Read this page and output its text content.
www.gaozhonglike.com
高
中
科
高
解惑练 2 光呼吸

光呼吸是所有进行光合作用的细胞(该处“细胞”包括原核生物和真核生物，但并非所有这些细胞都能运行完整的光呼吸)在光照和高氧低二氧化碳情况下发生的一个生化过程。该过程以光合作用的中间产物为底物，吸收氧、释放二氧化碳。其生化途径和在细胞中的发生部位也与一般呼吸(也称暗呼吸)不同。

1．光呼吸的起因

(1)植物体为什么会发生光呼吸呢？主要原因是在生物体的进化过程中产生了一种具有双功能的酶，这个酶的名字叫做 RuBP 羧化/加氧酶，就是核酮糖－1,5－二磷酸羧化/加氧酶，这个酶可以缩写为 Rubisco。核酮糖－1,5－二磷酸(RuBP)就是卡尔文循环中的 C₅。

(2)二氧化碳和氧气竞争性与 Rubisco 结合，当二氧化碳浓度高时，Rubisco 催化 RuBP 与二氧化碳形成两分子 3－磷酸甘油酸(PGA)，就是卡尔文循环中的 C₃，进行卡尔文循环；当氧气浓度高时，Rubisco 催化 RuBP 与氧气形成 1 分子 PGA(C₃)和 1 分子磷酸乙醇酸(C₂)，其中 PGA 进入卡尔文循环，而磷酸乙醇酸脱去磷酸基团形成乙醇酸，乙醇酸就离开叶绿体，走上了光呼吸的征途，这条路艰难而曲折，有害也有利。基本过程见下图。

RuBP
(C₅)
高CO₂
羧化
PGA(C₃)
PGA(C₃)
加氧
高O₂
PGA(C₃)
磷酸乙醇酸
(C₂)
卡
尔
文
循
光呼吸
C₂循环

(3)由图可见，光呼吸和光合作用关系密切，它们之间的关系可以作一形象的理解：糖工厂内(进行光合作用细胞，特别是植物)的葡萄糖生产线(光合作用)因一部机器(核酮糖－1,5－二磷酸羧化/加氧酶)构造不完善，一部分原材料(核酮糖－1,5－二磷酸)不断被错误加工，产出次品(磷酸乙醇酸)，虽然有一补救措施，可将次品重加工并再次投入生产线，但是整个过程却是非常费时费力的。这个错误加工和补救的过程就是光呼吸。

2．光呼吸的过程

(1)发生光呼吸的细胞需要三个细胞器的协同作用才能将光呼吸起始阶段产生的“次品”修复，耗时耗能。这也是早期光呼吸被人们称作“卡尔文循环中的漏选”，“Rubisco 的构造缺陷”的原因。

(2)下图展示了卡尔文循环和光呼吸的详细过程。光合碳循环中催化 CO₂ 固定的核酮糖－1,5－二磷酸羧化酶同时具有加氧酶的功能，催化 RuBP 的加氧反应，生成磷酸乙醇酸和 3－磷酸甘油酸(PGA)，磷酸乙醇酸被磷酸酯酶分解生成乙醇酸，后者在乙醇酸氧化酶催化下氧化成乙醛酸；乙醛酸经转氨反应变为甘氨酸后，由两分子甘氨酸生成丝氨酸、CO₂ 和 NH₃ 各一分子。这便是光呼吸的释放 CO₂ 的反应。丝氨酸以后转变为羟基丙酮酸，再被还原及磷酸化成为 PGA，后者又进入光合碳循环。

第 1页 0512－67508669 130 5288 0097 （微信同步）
_ _ _
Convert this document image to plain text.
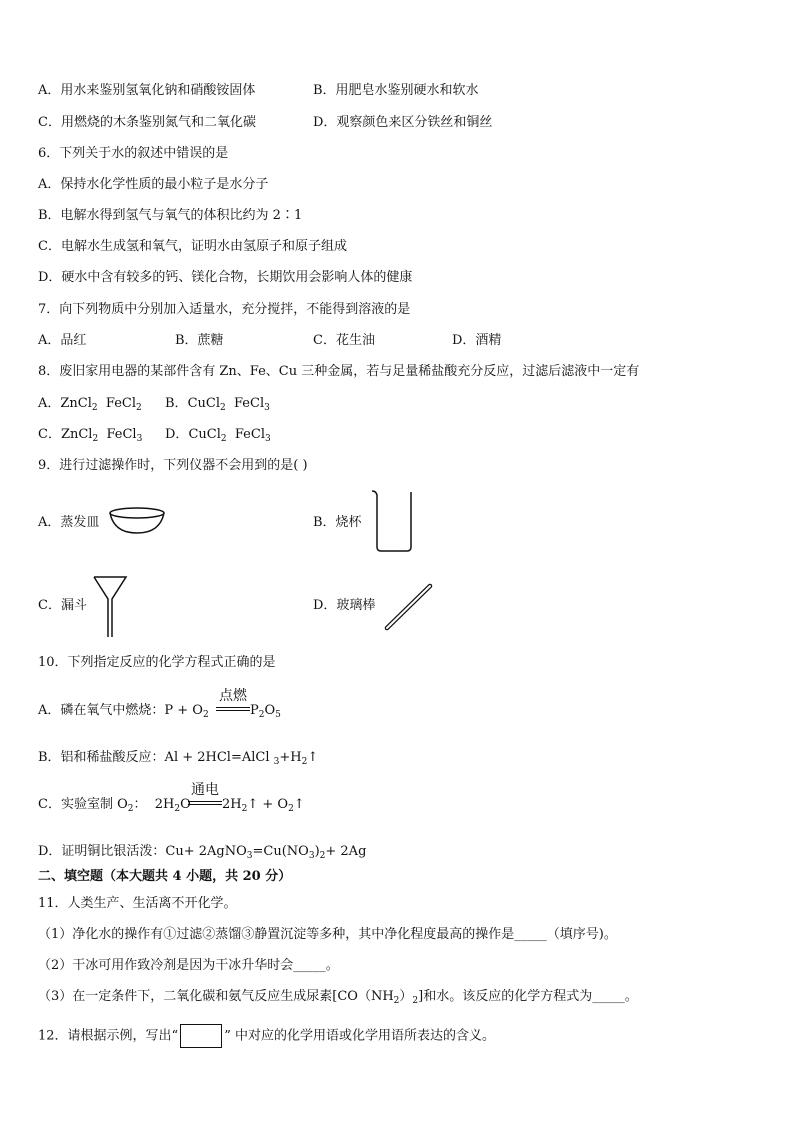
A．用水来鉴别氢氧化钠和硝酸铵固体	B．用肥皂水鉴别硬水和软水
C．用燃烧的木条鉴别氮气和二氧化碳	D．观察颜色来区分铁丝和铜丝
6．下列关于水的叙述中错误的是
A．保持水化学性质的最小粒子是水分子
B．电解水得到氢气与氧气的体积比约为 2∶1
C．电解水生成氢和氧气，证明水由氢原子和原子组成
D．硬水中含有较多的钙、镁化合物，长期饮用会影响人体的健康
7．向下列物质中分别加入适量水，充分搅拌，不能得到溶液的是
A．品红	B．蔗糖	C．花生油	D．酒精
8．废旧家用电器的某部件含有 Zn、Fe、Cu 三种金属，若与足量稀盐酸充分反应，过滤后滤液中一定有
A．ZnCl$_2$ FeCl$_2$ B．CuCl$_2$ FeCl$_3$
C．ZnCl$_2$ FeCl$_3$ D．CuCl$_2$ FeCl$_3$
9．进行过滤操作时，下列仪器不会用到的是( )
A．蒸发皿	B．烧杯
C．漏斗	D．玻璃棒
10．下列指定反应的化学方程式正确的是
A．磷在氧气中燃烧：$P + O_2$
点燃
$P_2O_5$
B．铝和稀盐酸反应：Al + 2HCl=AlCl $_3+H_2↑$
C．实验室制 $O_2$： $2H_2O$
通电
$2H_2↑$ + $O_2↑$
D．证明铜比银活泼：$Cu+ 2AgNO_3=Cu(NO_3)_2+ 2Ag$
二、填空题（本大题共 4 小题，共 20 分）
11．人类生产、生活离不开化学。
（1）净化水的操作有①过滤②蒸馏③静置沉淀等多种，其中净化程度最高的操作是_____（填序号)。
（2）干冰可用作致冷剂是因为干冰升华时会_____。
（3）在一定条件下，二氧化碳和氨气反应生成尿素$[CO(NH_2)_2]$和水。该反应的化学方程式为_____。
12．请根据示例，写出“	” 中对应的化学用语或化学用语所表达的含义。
_ _ _
### [Exercise description]
Look through the entries above and list every line containing "CuCl".

### [Correct response]
A．ZnCl$_2$ FeCl$_2$ B．CuCl$_2$ FeCl$_3$
C．ZnCl$_2$ FeCl$_3$ D．CuCl$_2$ FeCl$_3$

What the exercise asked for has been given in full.